▶ **AIM**
Return every line below in which "shift" appears.
■ ■ ■ ■
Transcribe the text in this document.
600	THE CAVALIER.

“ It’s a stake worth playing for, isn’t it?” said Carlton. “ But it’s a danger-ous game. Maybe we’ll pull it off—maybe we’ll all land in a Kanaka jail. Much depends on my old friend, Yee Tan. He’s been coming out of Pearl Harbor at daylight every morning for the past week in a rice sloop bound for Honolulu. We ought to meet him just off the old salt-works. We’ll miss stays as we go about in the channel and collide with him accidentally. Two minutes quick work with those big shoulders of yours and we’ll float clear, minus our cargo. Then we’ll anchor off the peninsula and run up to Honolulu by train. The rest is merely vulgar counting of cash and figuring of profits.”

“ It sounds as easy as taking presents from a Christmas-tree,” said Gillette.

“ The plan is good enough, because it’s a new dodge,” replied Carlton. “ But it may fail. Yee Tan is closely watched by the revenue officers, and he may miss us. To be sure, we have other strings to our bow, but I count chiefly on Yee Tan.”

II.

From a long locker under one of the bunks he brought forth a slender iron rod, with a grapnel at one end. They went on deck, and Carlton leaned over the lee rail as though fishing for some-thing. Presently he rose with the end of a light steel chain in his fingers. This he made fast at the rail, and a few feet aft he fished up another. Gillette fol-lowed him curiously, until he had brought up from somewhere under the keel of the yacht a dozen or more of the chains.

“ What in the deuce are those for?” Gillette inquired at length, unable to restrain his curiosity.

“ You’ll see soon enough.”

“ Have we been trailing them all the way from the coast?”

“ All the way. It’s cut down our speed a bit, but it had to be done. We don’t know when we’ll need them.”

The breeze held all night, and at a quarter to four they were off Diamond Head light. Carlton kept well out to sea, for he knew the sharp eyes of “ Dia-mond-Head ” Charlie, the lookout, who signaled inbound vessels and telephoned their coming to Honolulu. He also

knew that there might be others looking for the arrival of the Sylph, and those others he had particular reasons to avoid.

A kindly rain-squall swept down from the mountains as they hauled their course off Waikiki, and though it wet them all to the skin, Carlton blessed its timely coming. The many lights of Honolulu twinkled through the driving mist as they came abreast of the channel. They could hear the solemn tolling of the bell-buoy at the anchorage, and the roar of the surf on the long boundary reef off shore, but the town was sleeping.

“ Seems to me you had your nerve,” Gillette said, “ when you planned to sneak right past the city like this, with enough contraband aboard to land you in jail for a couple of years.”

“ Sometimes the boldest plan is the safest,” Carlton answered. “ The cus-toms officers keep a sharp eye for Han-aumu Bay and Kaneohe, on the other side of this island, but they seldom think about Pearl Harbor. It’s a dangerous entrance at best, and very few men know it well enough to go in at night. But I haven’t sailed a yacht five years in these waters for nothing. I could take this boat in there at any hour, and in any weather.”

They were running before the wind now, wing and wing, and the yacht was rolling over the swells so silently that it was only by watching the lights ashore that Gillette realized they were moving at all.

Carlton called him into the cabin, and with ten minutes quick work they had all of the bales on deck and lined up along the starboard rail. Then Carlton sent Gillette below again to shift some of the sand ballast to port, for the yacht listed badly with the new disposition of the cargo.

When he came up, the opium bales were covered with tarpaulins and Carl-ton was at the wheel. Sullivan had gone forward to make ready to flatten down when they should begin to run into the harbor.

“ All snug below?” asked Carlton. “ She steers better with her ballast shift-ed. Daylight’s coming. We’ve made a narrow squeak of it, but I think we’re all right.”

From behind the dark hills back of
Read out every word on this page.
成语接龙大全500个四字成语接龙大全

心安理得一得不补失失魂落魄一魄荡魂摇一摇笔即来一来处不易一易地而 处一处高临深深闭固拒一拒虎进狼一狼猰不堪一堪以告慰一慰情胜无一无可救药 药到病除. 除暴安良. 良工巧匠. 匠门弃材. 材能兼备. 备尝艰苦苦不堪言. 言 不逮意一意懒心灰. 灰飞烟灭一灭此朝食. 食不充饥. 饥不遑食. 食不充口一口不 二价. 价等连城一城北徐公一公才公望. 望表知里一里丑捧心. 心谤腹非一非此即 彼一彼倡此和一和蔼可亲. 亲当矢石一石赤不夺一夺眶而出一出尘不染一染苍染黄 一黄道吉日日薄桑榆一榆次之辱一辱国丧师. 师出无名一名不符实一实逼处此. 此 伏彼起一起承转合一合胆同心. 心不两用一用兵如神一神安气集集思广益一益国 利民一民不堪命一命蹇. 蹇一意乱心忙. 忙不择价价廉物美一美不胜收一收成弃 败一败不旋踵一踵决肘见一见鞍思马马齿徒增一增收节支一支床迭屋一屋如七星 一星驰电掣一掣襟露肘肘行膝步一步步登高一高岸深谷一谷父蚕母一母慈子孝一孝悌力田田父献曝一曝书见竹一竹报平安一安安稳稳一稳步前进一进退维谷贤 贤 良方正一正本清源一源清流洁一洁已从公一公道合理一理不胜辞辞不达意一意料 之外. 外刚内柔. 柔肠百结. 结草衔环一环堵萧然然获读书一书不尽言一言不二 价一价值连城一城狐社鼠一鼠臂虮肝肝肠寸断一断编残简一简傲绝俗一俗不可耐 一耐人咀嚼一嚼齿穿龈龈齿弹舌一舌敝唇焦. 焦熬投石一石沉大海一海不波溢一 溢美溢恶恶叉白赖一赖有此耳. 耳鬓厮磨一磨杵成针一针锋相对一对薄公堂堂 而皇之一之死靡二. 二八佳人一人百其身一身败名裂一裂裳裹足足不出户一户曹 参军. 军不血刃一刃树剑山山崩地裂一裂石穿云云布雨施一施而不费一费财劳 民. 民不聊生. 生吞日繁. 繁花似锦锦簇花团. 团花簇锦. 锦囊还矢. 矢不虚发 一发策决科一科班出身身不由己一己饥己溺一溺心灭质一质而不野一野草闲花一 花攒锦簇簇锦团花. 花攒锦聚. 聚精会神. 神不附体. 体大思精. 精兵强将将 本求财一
■ ■ ■ ■
▶ **ANSWER TO THIS PROBLEM**
Carlton called him into the cabin, and with ten minutes quick work they had all of the bales on deck and lined up along the starboard rail. Then Carlton sent Gillette below again to shift some of the sand ballast to port, for the yacht listed badly with the new disposition of the cargo.
“ All snug below?” asked Carlton. “ She steers better with her ballast shift-ed. Daylight’s coming. We’ve made a narrow squeak of it, but I think we’re all right.”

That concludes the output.